In your copy, leave out the pictures and repeat the entries below exactly.
* Start Dataset records *
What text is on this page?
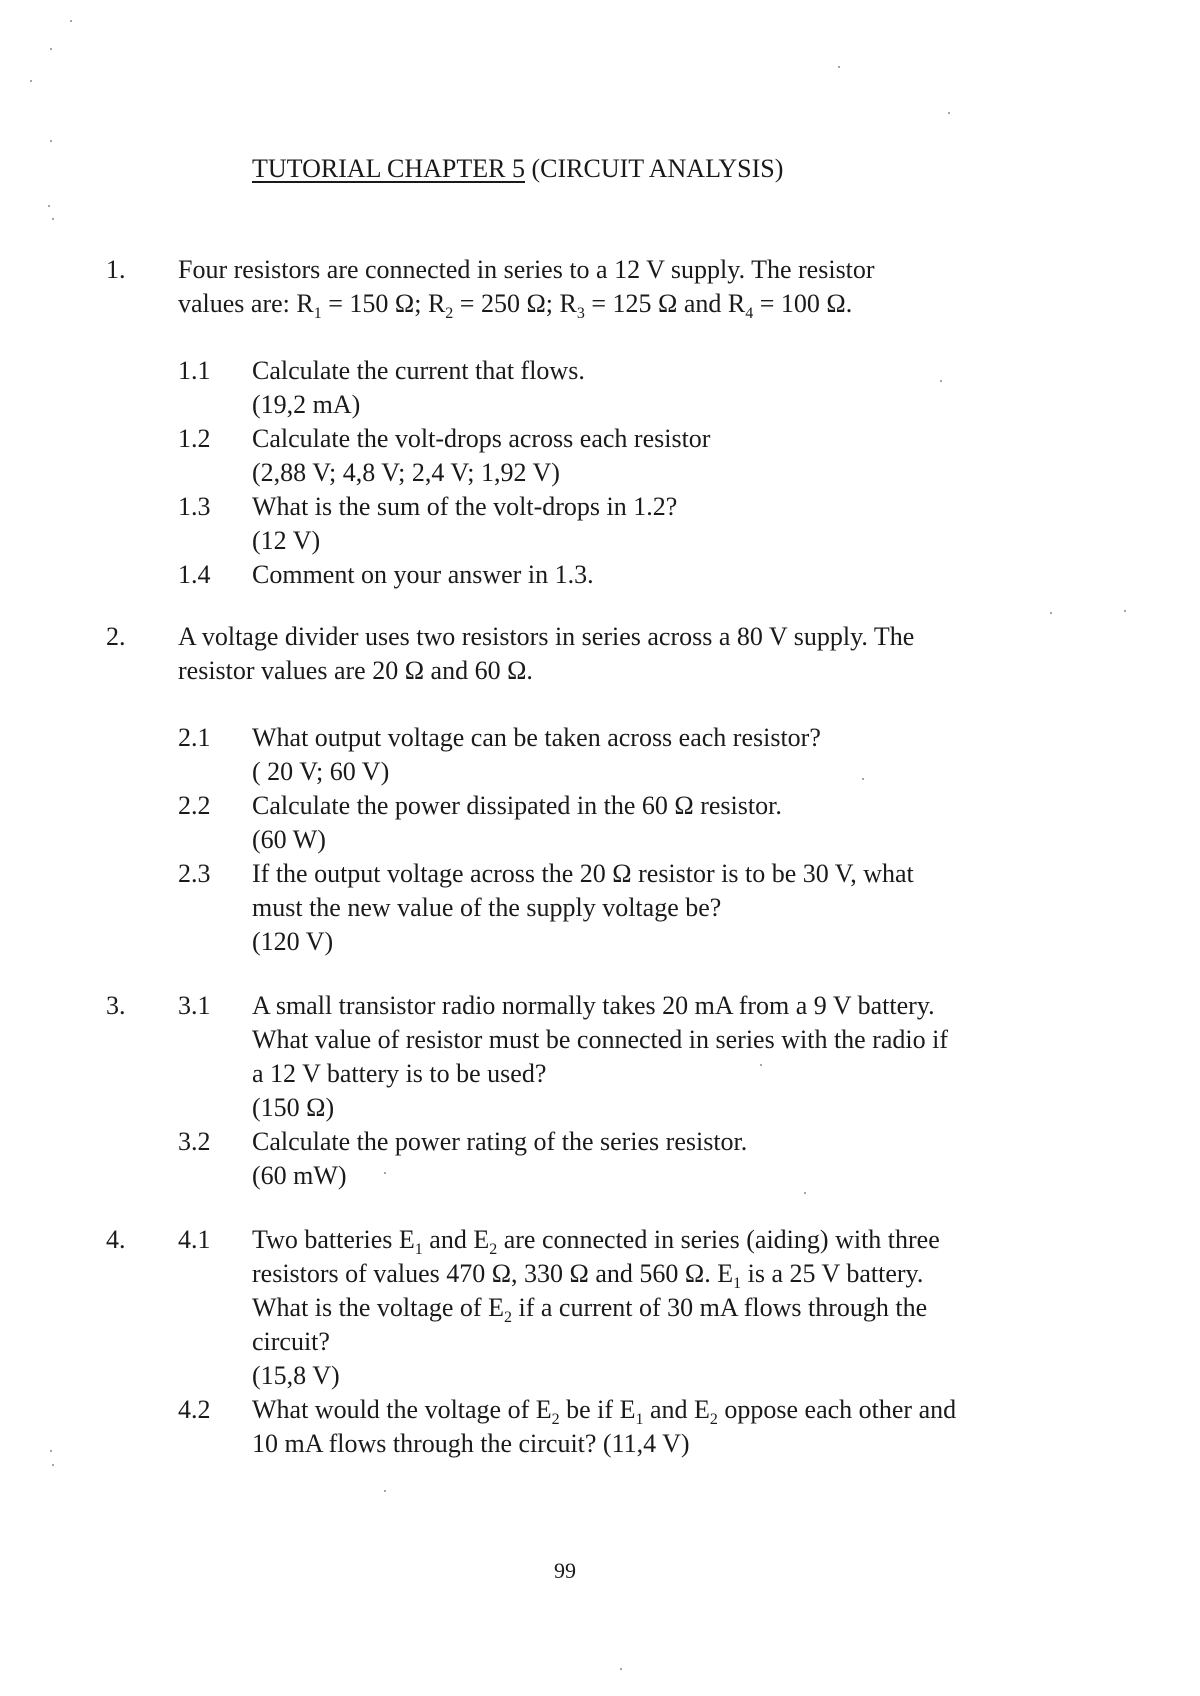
TUTORIAL CHAPTER 5 (CIRCUIT ANALYSIS)
1. Four resistors are connected in series to a 12 V supply. The resistor
values are: $R_1 = 150$ Ω; $R_2 = 250$ Ω; $R_3 = 125$ Ω and $R_4 = 100$ Ω.
1.1 Calculate the current that flows.
(19,2 mA)
1.2 Calculate the volt-drops across each resistor
(2,88 V; 4,8 V; 2,4 V; 1,92 V)
1.3 What is the sum of the volt-drops in 1.2?
(12 V)
1.4 Comment on your answer in 1.3.
2. A voltage divider uses two resistors in series across a 80 V supply. The
resistor values are 20 Ω and 60 Ω.
2.1 What output voltage can be taken across each resistor?
( 20 V; 60 V)
2.2 Calculate the power dissipated in the 60 Ω resistor.
(60 W)
2.3 If the output voltage across the 20 Ω resistor is to be 30 V, what
must the new value of the supply voltage be?
(120 V)
3. 3.1 A small transistor radio normally takes 20 mA from a 9 V battery.
What value of resistor must be connected in series with the radio if
a 12 V battery is to be used?
(150 Ω)
3.2 Calculate the power rating of the series resistor.
(60 mW)
4. 4.1 Two batteries $E_1$ and $E_2$ are connected in series (aiding) with three
resistors of values 470 Ω, 330 Ω and 560 Ω. $E_1$ is a 25 V battery.
What is the voltage of $E_2$ if a current of 30 mA flows through the
circuit?
(15,8 V)
4.2 What would the voltage of $E_2$ be if $E_1$ and $E_2$ oppose each other and
10 mA flows through the circuit? (11,4 V)
99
* End Dataset records *
» **Final result**
What text is on this page?
TUTORIAL CHAPTER 5 (CIRCUIT ANALYSIS)
1. Four resistors are connected in series to a 12 V supply. The resistor
values are: $R_1 = 150$ Ω; $R_2 = 250$ Ω; $R_3 = 125$ Ω and $R_4 = 100$ Ω.
1.1 Calculate the current that flows.
(19,2 mA)
1.2 Calculate the volt-drops across each resistor
(2,88 V; 4,8 V; 2,4 V; 1,92 V)
1.3 What is the sum of the volt-drops in 1.2?
(12 V)
1.4 Comment on your answer in 1.3.
2. A voltage divider uses two resistors in series across a 80 V supply. The
resistor values are 20 Ω and 60 Ω.
2.1 What output voltage can be taken across each resistor?
( 20 V; 60 V)
2.2 Calculate the power dissipated in the 60 Ω resistor.
(60 W)
2.3 If the output voltage across the 20 Ω resistor is to be 30 V, what
must the new value of the supply voltage be?
(120 V)
3. 3.1 A small transistor radio normally takes 20 mA from a 9 V battery.
What value of resistor must be connected in series with the radio if
a 12 V battery is to be used?
(150 Ω)
3.2 Calculate the power rating of the series resistor.
(60 mW)
4. 4.1 Two batteries $E_1$ and $E_2$ are connected in series (aiding) with three
resistors of values 470 Ω, 330 Ω and 560 Ω. $E_1$ is a 25 V battery.
What is the voltage of $E_2$ if a current of 30 mA flows through the
circuit?
(15,8 V)
4.2 What would the voltage of $E_2$ be if $E_1$ and $E_2$ oppose each other and
10 mA flows through the circuit? (11,4 V)
99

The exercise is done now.